Set the listing down again exactly, please, apart from its pictures.

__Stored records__

<<<<

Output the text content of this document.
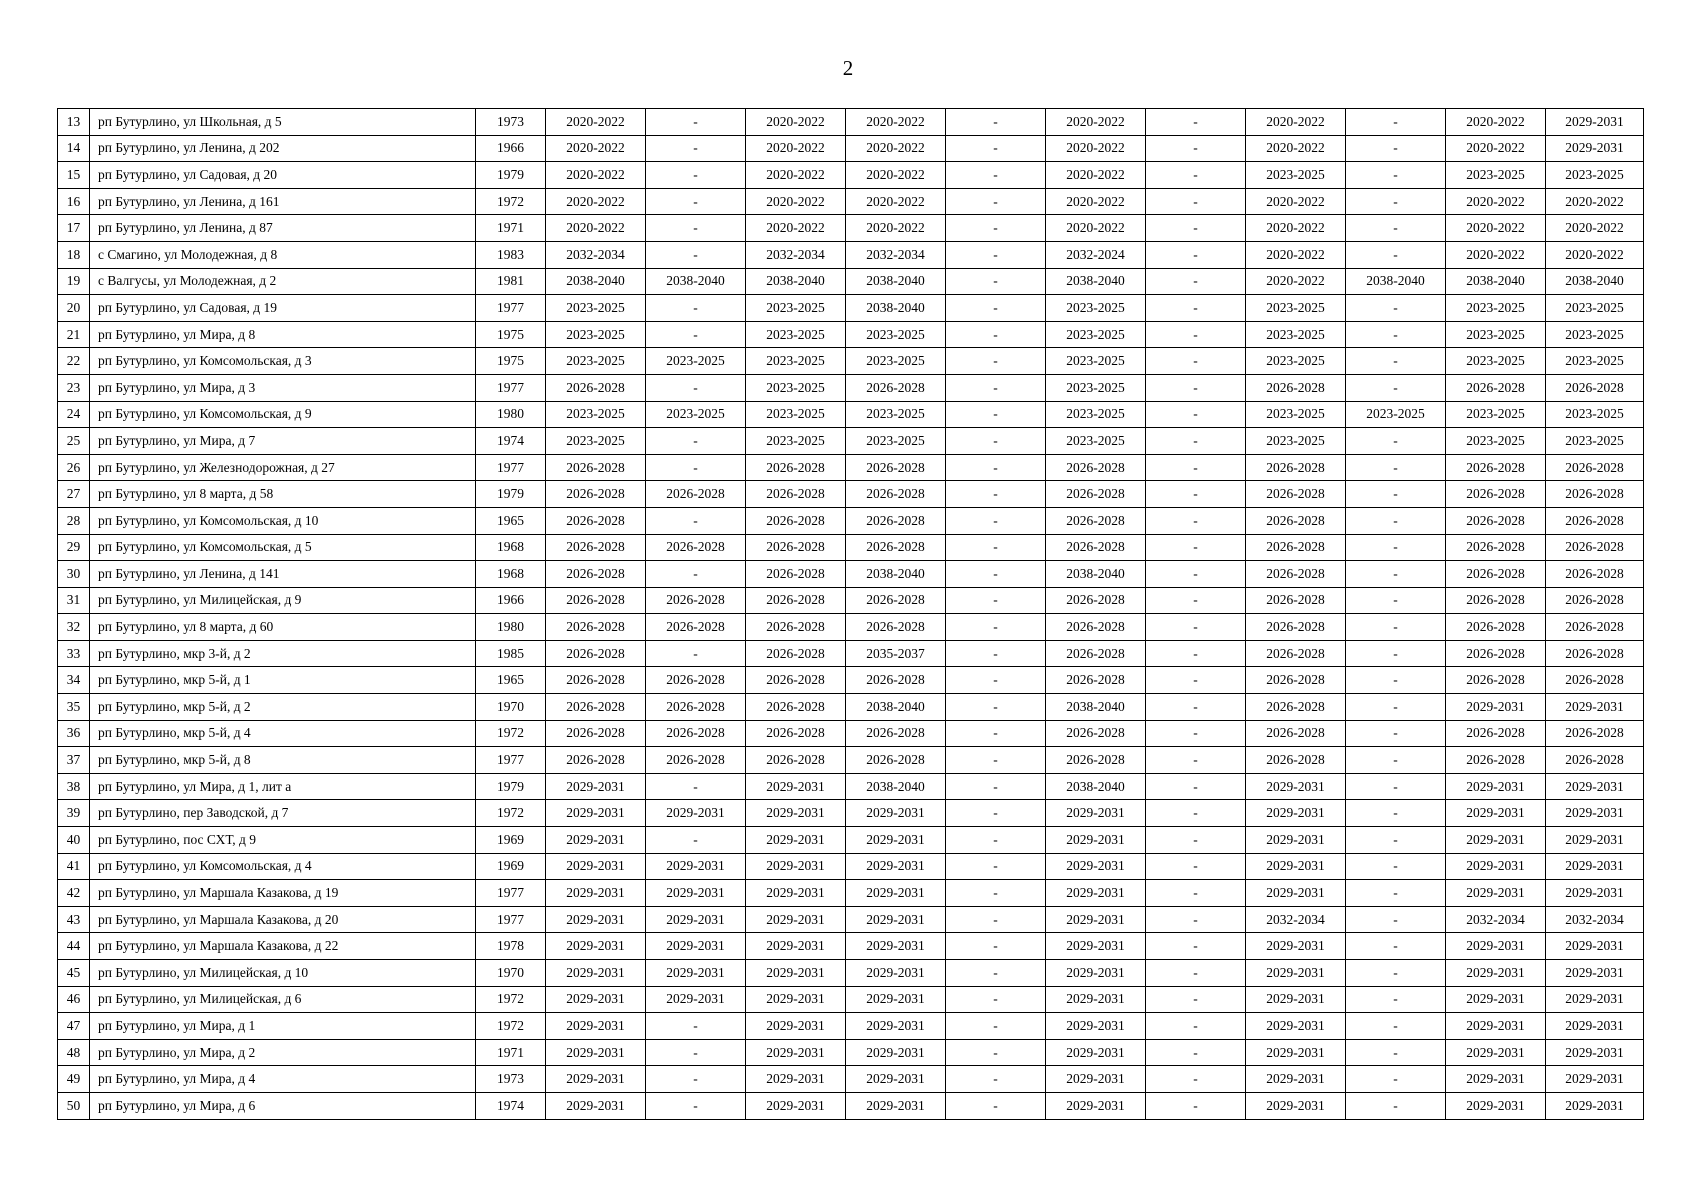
2
13	рп Бутурлино, ул Школьная, д 5	1973	2020-2022	-	2020-2022	2020-2022	-	2020-2022	-	2020-2022	-	2020-2022	2029-2031
14	рп Бутурлино, ул Ленина, д 202	1966	2020-2022	-	2020-2022	2020-2022	-	2020-2022	-	2020-2022	-	2020-2022	2029-2031
15	рп Бутурлино, ул Садовая, д 20	1979	2020-2022	-	2020-2022	2020-2022	-	2020-2022	-	2023-2025	-	2023-2025	2023-2025
16	рп Бутурлино, ул Ленина, д 161	1972	2020-2022	-	2020-2022	2020-2022	-	2020-2022	-	2020-2022	-	2020-2022	2020-2022
17	рп Бутурлино, ул Ленина, д 87	1971	2020-2022	-	2020-2022	2020-2022	-	2020-2022	-	2020-2022	-	2020-2022	2020-2022
18	с Смагино, ул Молодежная, д 8	1983	2032-2034	-	2032-2034	2032-2034	-	2032-2024	-	2020-2022	-	2020-2022	2020-2022
19	с Валгусы, ул Молодежная, д 2	1981	2038-2040	2038-2040	2038-2040	2038-2040	-	2038-2040	-	2020-2022	2038-2040	2038-2040	2038-2040
20	рп Бутурлино, ул Садовая, д 19	1977	2023-2025	-	2023-2025	2038-2040	-	2023-2025	-	2023-2025	-	2023-2025	2023-2025
21	рп Бутурлино, ул Мира, д 8	1975	2023-2025	-	2023-2025	2023-2025	-	2023-2025	-	2023-2025	-	2023-2025	2023-2025
22	рп Бутурлино, ул Комсомольская, д 3	1975	2023-2025	2023-2025	2023-2025	2023-2025	-	2023-2025	-	2023-2025	-	2023-2025	2023-2025
23	рп Бутурлино, ул Мира, д 3	1977	2026-2028	-	2023-2025	2026-2028	-	2023-2025	-	2026-2028	-	2026-2028	2026-2028
24	рп Бутурлино, ул Комсомольская, д 9	1980	2023-2025	2023-2025	2023-2025	2023-2025	-	2023-2025	-	2023-2025	2023-2025	2023-2025	2023-2025
25	рп Бутурлино, ул Мира, д 7	1974	2023-2025	-	2023-2025	2023-2025	-	2023-2025	-	2023-2025	-	2023-2025	2023-2025
26	рп Бутурлино, ул Железнодорожная, д 27	1977	2026-2028	-	2026-2028	2026-2028	-	2026-2028	-	2026-2028	-	2026-2028	2026-2028
27	рп Бутурлино, ул 8 марта, д 58	1979	2026-2028	2026-2028	2026-2028	2026-2028	-	2026-2028	-	2026-2028	-	2026-2028	2026-2028
28	рп Бутурлино, ул Комсомольская, д 10	1965	2026-2028	-	2026-2028	2026-2028	-	2026-2028	-	2026-2028	-	2026-2028	2026-2028
29	рп Бутурлино, ул Комсомольская, д 5	1968	2026-2028	2026-2028	2026-2028	2026-2028	-	2026-2028	-	2026-2028	-	2026-2028	2026-2028
30	рп Бутурлино, ул Ленина, д 141	1968	2026-2028	-	2026-2028	2038-2040	-	2038-2040	-	2026-2028	-	2026-2028	2026-2028
31	рп Бутурлино, ул Милицейская, д 9	1966	2026-2028	2026-2028	2026-2028	2026-2028	-	2026-2028	-	2026-2028	-	2026-2028	2026-2028
32	рп Бутурлино, ул 8 марта, д 60	1980	2026-2028	2026-2028	2026-2028	2026-2028	-	2026-2028	-	2026-2028	-	2026-2028	2026-2028
33	рп Бутурлино, мкр 3-й, д 2	1985	2026-2028	-	2026-2028	2035-2037	-	2026-2028	-	2026-2028	-	2026-2028	2026-2028
34	рп Бутурлино, мкр 5-й, д 1	1965	2026-2028	2026-2028	2026-2028	2026-2028	-	2026-2028	-	2026-2028	-	2026-2028	2026-2028
35	рп Бутурлино, мкр 5-й, д 2	1970	2026-2028	2026-2028	2026-2028	2038-2040	-	2038-2040	-	2026-2028	-	2029-2031	2029-2031
36	рп Бутурлино, мкр 5-й, д 4	1972	2026-2028	2026-2028	2026-2028	2026-2028	-	2026-2028	-	2026-2028	-	2026-2028	2026-2028
37	рп Бутурлино, мкр 5-й, д 8	1977	2026-2028	2026-2028	2026-2028	2026-2028	-	2026-2028	-	2026-2028	-	2026-2028	2026-2028
38	рп Бутурлино, ул Мира, д 1, лит а	1979	2029-2031	-	2029-2031	2038-2040	-	2038-2040	-	2029-2031	-	2029-2031	2029-2031
39	рп Бутурлино, пер Заводской, д 7	1972	2029-2031	2029-2031	2029-2031	2029-2031	-	2029-2031	-	2029-2031	-	2029-2031	2029-2031
40	рп Бутурлино, пос СХТ, д 9	1969	2029-2031	-	2029-2031	2029-2031	-	2029-2031	-	2029-2031	-	2029-2031	2029-2031
41	рп Бутурлино, ул Комсомольская, д 4	1969	2029-2031	2029-2031	2029-2031	2029-2031	-	2029-2031	-	2029-2031	-	2029-2031	2029-2031
42	рп Бутурлино, ул Маршала Казакова, д 19	1977	2029-2031	2029-2031	2029-2031	2029-2031	-	2029-2031	-	2029-2031	-	2029-2031	2029-2031
43	рп Бутурлино, ул Маршала Казакова, д 20	1977	2029-2031	2029-2031	2029-2031	2029-2031	-	2029-2031	-	2032-2034	-	2032-2034	2032-2034
44	рп Бутурлино, ул Маршала Казакова, д 22	1978	2029-2031	2029-2031	2029-2031	2029-2031	-	2029-2031	-	2029-2031	-	2029-2031	2029-2031
45	рп Бутурлино, ул Милицейская, д 10	1970	2029-2031	2029-2031	2029-2031	2029-2031	-	2029-2031	-	2029-2031	-	2029-2031	2029-2031
46	рп Бутурлино, ул Милицейская, д 6	1972	2029-2031	2029-2031	2029-2031	2029-2031	-	2029-2031	-	2029-2031	-	2029-2031	2029-2031
47	рп Бутурлино, ул Мира, д 1	1972	2029-2031	-	2029-2031	2029-2031	-	2029-2031	-	2029-2031	-	2029-2031	2029-2031
48	рп Бутурлино, ул Мира, д 2	1971	2029-2031	-	2029-2031	2029-2031	-	2029-2031	-	2029-2031	-	2029-2031	2029-2031
49	рп Бутурлино, ул Мира, д 4	1973	2029-2031	-	2029-2031	2029-2031	-	2029-2031	-	2029-2031	-	2029-2031	2029-2031
50	рп Бутурлино, ул Мира, д 6	1974	2029-2031	-	2029-2031	2029-2031	-	2029-2031	-	2029-2031	-	2029-2031	2029-2031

>>>>

__EXPECTED OUTPUT__
Output the text content of this document.
2
13	рп Бутурлино, ул Школьная, д 5	1973	2020-2022	-	2020-2022	2020-2022	-	2020-2022	-	2020-2022	-	2020-2022	2029-2031
14	рп Бутурлино, ул Ленина, д 202	1966	2020-2022	-	2020-2022	2020-2022	-	2020-2022	-	2020-2022	-	2020-2022	2029-2031
15	рп Бутурлино, ул Садовая, д 20	1979	2020-2022	-	2020-2022	2020-2022	-	2020-2022	-	2023-2025	-	2023-2025	2023-2025
16	рп Бутурлино, ул Ленина, д 161	1972	2020-2022	-	2020-2022	2020-2022	-	2020-2022	-	2020-2022	-	2020-2022	2020-2022
17	рп Бутурлино, ул Ленина, д 87	1971	2020-2022	-	2020-2022	2020-2022	-	2020-2022	-	2020-2022	-	2020-2022	2020-2022
18	с Смагино, ул Молодежная, д 8	1983	2032-2034	-	2032-2034	2032-2034	-	2032-2024	-	2020-2022	-	2020-2022	2020-2022
19	с Валгусы, ул Молодежная, д 2	1981	2038-2040	2038-2040	2038-2040	2038-2040	-	2038-2040	-	2020-2022	2038-2040	2038-2040	2038-2040
20	рп Бутурлино, ул Садовая, д 19	1977	2023-2025	-	2023-2025	2038-2040	-	2023-2025	-	2023-2025	-	2023-2025	2023-2025
21	рп Бутурлино, ул Мира, д 8	1975	2023-2025	-	2023-2025	2023-2025	-	2023-2025	-	2023-2025	-	2023-2025	2023-2025
22	рп Бутурлино, ул Комсомольская, д 3	1975	2023-2025	2023-2025	2023-2025	2023-2025	-	2023-2025	-	2023-2025	-	2023-2025	2023-2025
23	рп Бутурлино, ул Мира, д 3	1977	2026-2028	-	2023-2025	2026-2028	-	2023-2025	-	2026-2028	-	2026-2028	2026-2028
24	рп Бутурлино, ул Комсомольская, д 9	1980	2023-2025	2023-2025	2023-2025	2023-2025	-	2023-2025	-	2023-2025	2023-2025	2023-2025	2023-2025
25	рп Бутурлино, ул Мира, д 7	1974	2023-2025	-	2023-2025	2023-2025	-	2023-2025	-	2023-2025	-	2023-2025	2023-2025
26	рп Бутурлино, ул Железнодорожная, д 27	1977	2026-2028	-	2026-2028	2026-2028	-	2026-2028	-	2026-2028	-	2026-2028	2026-2028
27	рп Бутурлино, ул 8 марта, д 58	1979	2026-2028	2026-2028	2026-2028	2026-2028	-	2026-2028	-	2026-2028	-	2026-2028	2026-2028
28	рп Бутурлино, ул Комсомольская, д 10	1965	2026-2028	-	2026-2028	2026-2028	-	2026-2028	-	2026-2028	-	2026-2028	2026-2028
29	рп Бутурлино, ул Комсомольская, д 5	1968	2026-2028	2026-2028	2026-2028	2026-2028	-	2026-2028	-	2026-2028	-	2026-2028	2026-2028
30	рп Бутурлино, ул Ленина, д 141	1968	2026-2028	-	2026-2028	2038-2040	-	2038-2040	-	2026-2028	-	2026-2028	2026-2028
31	рп Бутурлино, ул Милицейская, д 9	1966	2026-2028	2026-2028	2026-2028	2026-2028	-	2026-2028	-	2026-2028	-	2026-2028	2026-2028
32	рп Бутурлино, ул 8 марта, д 60	1980	2026-2028	2026-2028	2026-2028	2026-2028	-	2026-2028	-	2026-2028	-	2026-2028	2026-2028
33	рп Бутурлино, мкр 3-й, д 2	1985	2026-2028	-	2026-2028	2035-2037	-	2026-2028	-	2026-2028	-	2026-2028	2026-2028
34	рп Бутурлино, мкр 5-й, д 1	1965	2026-2028	2026-2028	2026-2028	2026-2028	-	2026-2028	-	2026-2028	-	2026-2028	2026-2028
35	рп Бутурлино, мкр 5-й, д 2	1970	2026-2028	2026-2028	2026-2028	2038-2040	-	2038-2040	-	2026-2028	-	2029-2031	2029-2031
36	рп Бутурлино, мкр 5-й, д 4	1972	2026-2028	2026-2028	2026-2028	2026-2028	-	2026-2028	-	2026-2028	-	2026-2028	2026-2028
37	рп Бутурлино, мкр 5-й, д 8	1977	2026-2028	2026-2028	2026-2028	2026-2028	-	2026-2028	-	2026-2028	-	2026-2028	2026-2028
38	рп Бутурлино, ул Мира, д 1, лит а	1979	2029-2031	-	2029-2031	2038-2040	-	2038-2040	-	2029-2031	-	2029-2031	2029-2031
39	рп Бутурлино, пер Заводской, д 7	1972	2029-2031	2029-2031	2029-2031	2029-2031	-	2029-2031	-	2029-2031	-	2029-2031	2029-2031
40	рп Бутурлино, пос СХТ, д 9	1969	2029-2031	-	2029-2031	2029-2031	-	2029-2031	-	2029-2031	-	2029-2031	2029-2031
41	рп Бутурлино, ул Комсомольская, д 4	1969	2029-2031	2029-2031	2029-2031	2029-2031	-	2029-2031	-	2029-2031	-	2029-2031	2029-2031
42	рп Бутурлино, ул Маршала Казакова, д 19	1977	2029-2031	2029-2031	2029-2031	2029-2031	-	2029-2031	-	2029-2031	-	2029-2031	2029-2031
43	рп Бутурлино, ул Маршала Казакова, д 20	1977	2029-2031	2029-2031	2029-2031	2029-2031	-	2029-2031	-	2032-2034	-	2032-2034	2032-2034
44	рп Бутурлино, ул Маршала Казакова, д 22	1978	2029-2031	2029-2031	2029-2031	2029-2031	-	2029-2031	-	2029-2031	-	2029-2031	2029-2031
45	рп Бутурлино, ул Милицейская, д 10	1970	2029-2031	2029-2031	2029-2031	2029-2031	-	2029-2031	-	2029-2031	-	2029-2031	2029-2031
46	рп Бутурлино, ул Милицейская, д 6	1972	2029-2031	2029-2031	2029-2031	2029-2031	-	2029-2031	-	2029-2031	-	2029-2031	2029-2031
47	рп Бутурлино, ул Мира, д 1	1972	2029-2031	-	2029-2031	2029-2031	-	2029-2031	-	2029-2031	-	2029-2031	2029-2031
48	рп Бутурлино, ул Мира, д 2	1971	2029-2031	-	2029-2031	2029-2031	-	2029-2031	-	2029-2031	-	2029-2031	2029-2031
49	рп Бутурлино, ул Мира, д 4	1973	2029-2031	-	2029-2031	2029-2031	-	2029-2031	-	2029-2031	-	2029-2031	2029-2031
50	рп Бутурлино, ул Мира, д 6	1974	2029-2031	-	2029-2031	2029-2031	-	2029-2031	-	2029-2031	-	2029-2031	2029-2031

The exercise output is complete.